* start *

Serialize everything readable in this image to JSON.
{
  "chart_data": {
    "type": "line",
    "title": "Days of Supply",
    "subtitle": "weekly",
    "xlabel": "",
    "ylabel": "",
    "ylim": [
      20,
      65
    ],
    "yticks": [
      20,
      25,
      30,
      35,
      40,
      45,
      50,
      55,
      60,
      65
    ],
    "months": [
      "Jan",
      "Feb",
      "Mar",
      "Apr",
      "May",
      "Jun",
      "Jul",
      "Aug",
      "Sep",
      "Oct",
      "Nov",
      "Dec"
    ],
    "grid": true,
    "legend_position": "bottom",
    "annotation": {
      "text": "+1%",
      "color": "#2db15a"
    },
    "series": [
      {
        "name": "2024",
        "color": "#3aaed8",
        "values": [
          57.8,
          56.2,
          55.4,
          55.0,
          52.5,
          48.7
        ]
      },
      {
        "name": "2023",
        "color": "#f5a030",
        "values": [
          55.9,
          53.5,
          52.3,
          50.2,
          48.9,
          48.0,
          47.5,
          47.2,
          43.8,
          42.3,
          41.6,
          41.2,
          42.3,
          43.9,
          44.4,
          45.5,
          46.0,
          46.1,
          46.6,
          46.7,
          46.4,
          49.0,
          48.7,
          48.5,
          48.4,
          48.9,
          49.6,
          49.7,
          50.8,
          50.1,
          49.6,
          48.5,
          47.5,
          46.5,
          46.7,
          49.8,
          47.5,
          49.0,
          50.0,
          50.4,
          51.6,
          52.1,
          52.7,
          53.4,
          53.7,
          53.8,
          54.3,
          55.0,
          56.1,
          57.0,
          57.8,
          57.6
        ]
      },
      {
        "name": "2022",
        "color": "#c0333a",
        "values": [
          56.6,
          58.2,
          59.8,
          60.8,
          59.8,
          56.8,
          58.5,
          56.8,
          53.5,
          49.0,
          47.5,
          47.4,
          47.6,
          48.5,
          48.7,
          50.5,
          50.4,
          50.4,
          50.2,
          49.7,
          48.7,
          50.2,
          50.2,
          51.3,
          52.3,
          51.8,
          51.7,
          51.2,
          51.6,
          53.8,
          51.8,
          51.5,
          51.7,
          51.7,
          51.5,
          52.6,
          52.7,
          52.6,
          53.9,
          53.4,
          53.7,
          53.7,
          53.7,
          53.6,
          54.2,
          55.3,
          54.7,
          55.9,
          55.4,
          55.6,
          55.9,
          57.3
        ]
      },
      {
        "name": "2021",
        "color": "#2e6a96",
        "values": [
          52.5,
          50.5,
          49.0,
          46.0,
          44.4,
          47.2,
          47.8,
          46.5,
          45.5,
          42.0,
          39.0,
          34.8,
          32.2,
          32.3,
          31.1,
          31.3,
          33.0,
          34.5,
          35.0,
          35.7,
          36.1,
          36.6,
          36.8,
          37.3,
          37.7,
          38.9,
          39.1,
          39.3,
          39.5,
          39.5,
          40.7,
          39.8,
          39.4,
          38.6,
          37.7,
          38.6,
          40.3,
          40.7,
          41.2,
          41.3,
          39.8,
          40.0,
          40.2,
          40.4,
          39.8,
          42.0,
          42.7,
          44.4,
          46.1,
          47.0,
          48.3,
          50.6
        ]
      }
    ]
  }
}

* end *

◆ **WRITTEN EXERCISE**
Report the number of lines in the listing above that include the word "color", and nothing else.

◆ **EXERCISE SOLUTION**
5